• Exercise requirements
State how many lines contain the string "Coburg", and write nothing else.

(Data entries)

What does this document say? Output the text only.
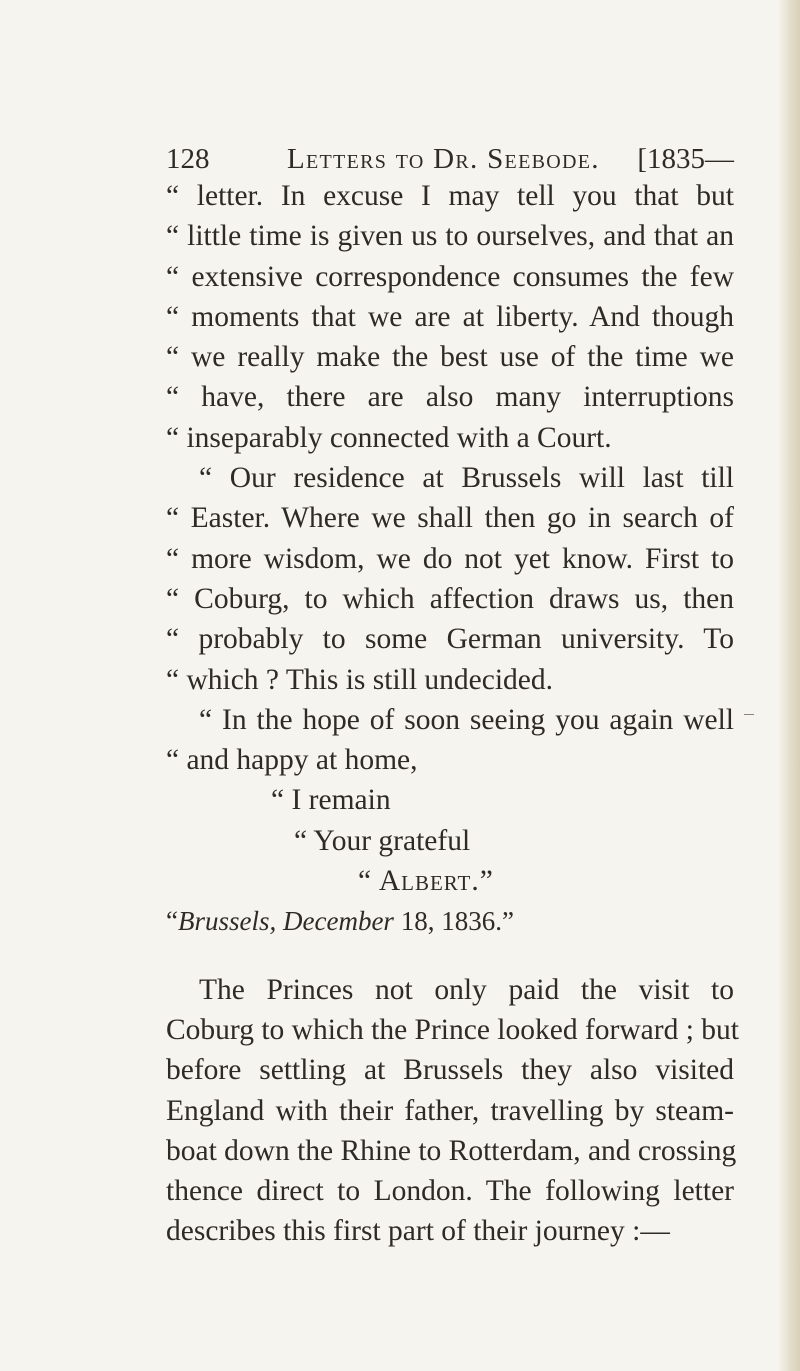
128	Letters to Dr. Seebode. [1835—
“ letter. In excuse I may tell you that but
“ little time is given us to ourselves, and that an
“ extensive correspondence consumes the few
“ moments that we are at liberty. And though
“ we really make the best use of the time we
“ have, there are also many interruptions
“ inseparably connected with a Court.
“ Our residence at Brussels will last till
“ Easter. Where we shall then go in search of
“ more wisdom, we do not yet know. First to
“ Coburg, to which affection draws us, then
“ probably to some German university. To
“ which ? This is still undecided.
“ In the hope of soon seeing you again well
“ and happy at home,
“ I remain
“ Your grateful
“ Albert.”
“Brussels, December 18, 1836.”
The Princes not only paid the visit to
Coburg to which the Prince looked forward ; but
before settling at Brussels they also visited
England with their father, travelling by steam-
boat down the Rhine to Rotterdam, and crossing
thence direct to London. The following letter
describes this first part of their journey :—
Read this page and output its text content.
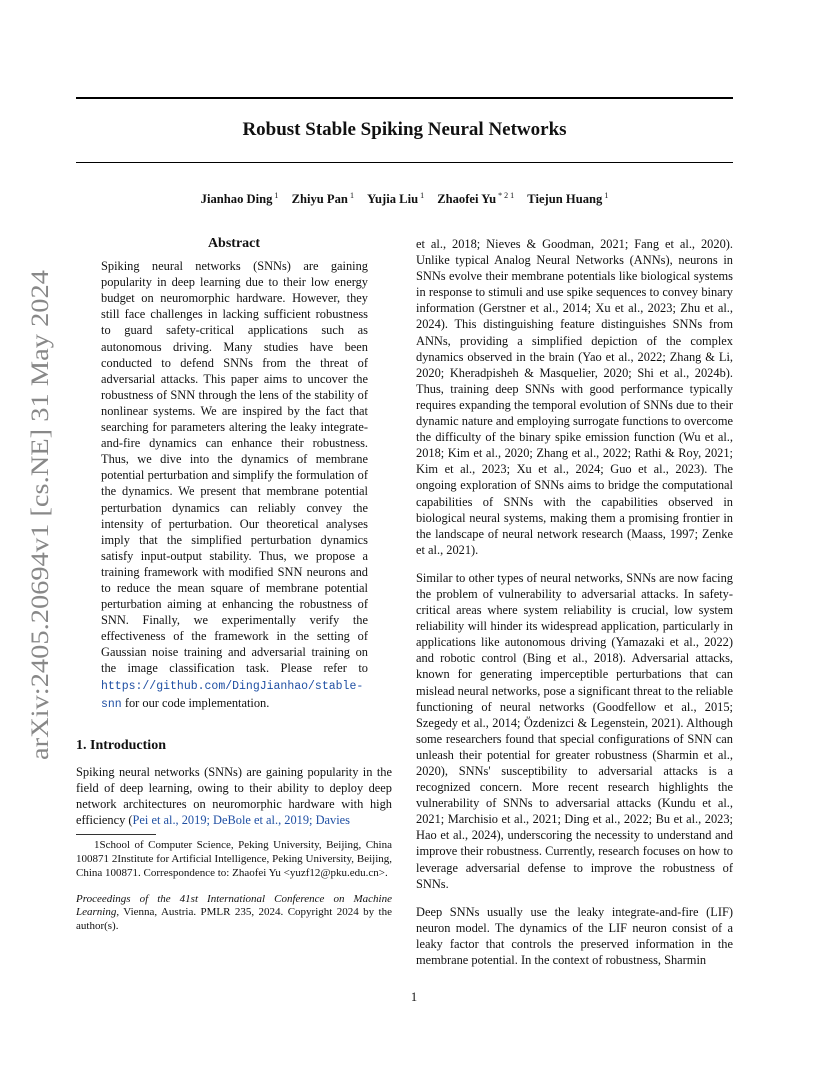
arXiv:2405.20694v1 [cs.NE] 31 May 2024
Robust Stable Spiking Neural Networks
Jianhao Ding $^1$ Zhiyu Pan $^1$ Yujia Liu $^1$ Zhaofei Yu $^{* 2 1}$ Tiejun Huang $^1$
Abstract

Spiking neural networks (SNNs) are gaining popularity in deep learning due to their low energy budget on neuromorphic hardware. However, they still face challenges in lacking sufficient robustness to guard safety-critical applications such as autonomous driving. Many studies have been conducted to defend SNNs from the threat of adversarial attacks. This paper aims to uncover the robustness of SNN through the lens of the stability of nonlinear systems. We are inspired by the fact that searching for parameters altering the leaky integrate-and-fire dynamics can enhance their robustness. Thus, we dive into the dynamics of membrane potential perturbation and simplify the formulation of the dynamics. We present that membrane potential perturbation dynamics can reliably convey the intensity of perturbation. Our theoretical analyses imply that the simplified perturbation dynamics satisfy input-output stability. Thus, we propose a training framework with modified SNN neurons and to reduce the mean square of membrane potential perturbation aiming at enhancing the robustness of SNN. Finally, we experimentally verify the effectiveness of the framework in the setting of Gaussian noise training and adversarial training on the image classification task. Please refer to https://github.com/DingJianhao/stable-snn for our code implementation.

1. Introduction

Spiking neural networks (SNNs) are gaining popularity in the field of deep learning, owing to their ability to deploy deep network architectures on neuromorphic hardware with high efficiency (Pei et al., 2019; DeBole et al., 2019; Davies

1School of Computer Science, Peking University, Beijing, China 100871 2Institute for Artificial Intelligence, Peking University, Beijing, China 100871. Correspondence to: Zhaofei Yu <yuzf12@pku.edu.cn>.

Proceedings of the 41st International Conference on Machine Learning, Vienna, Austria. PMLR 235, 2024. Copyright 2024 by the author(s).

et al., 2018; Nieves & Goodman, 2021; Fang et al., 2020). Unlike typical Analog Neural Networks (ANNs), neurons in SNNs evolve their membrane potentials like biological systems in response to stimuli and use spike sequences to convey binary information (Gerstner et al., 2014; Xu et al., 2023; Zhu et al., 2024). This distinguishing feature distinguishes SNNs from ANNs, providing a simplified depiction of the complex dynamics observed in the brain (Yao et al., 2022; Zhang & Li, 2020; Kheradpisheh & Masquelier, 2020; Shi et al., 2024b). Thus, training deep SNNs with good performance typically requires expanding the temporal evolution of SNNs due to their dynamic nature and employing surrogate functions to overcome the difficulty of the binary spike emission function (Wu et al., 2018; Kim et al., 2020; Zhang et al., 2022; Rathi & Roy, 2021; Kim et al., 2023; Xu et al., 2024; Guo et al., 2023). The ongoing exploration of SNNs aims to bridge the computational capabilities of SNNs with the capabilities observed in biological neural systems, making them a promising frontier in the landscape of neural network research (Maass, 1997; Zenke et al., 2021).

Similar to other types of neural networks, SNNs are now facing the problem of vulnerability to adversarial attacks. In safety-critical areas where system reliability is crucial, low system reliability will hinder its widespread application, particularly in applications like autonomous driving (Yamazaki et al., 2022) and robotic control (Bing et al., 2018). Adversarial attacks, known for generating imperceptible perturbations that can mislead neural networks, pose a significant threat to the reliable functioning of neural networks (Goodfellow et al., 2015; Szegedy et al., 2014; Özdenizci & Legenstein, 2021). Although some researchers found that special configurations of SNN can unleash their potential for greater robustness (Sharmin et al., 2020), SNNs' susceptibility to adversarial attacks is a recognized concern. More recent research highlights the vulnerability of SNNs to adversarial attacks (Kundu et al., 2021; Marchisio et al., 2021; Ding et al., 2022; Bu et al., 2023; Hao et al., 2024), underscoring the necessity to understand and improve their robustness. Currently, research focuses on how to leverage adversarial defense to improve the robustness of SNNs.

Deep SNNs usually use the leaky integrate-and-fire (LIF) neuron model. The dynamics of the LIF neuron consist of a leaky factor that controls the preserved information in the membrane potential. In the context of robustness, Sharmin

1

• Exercise solution
2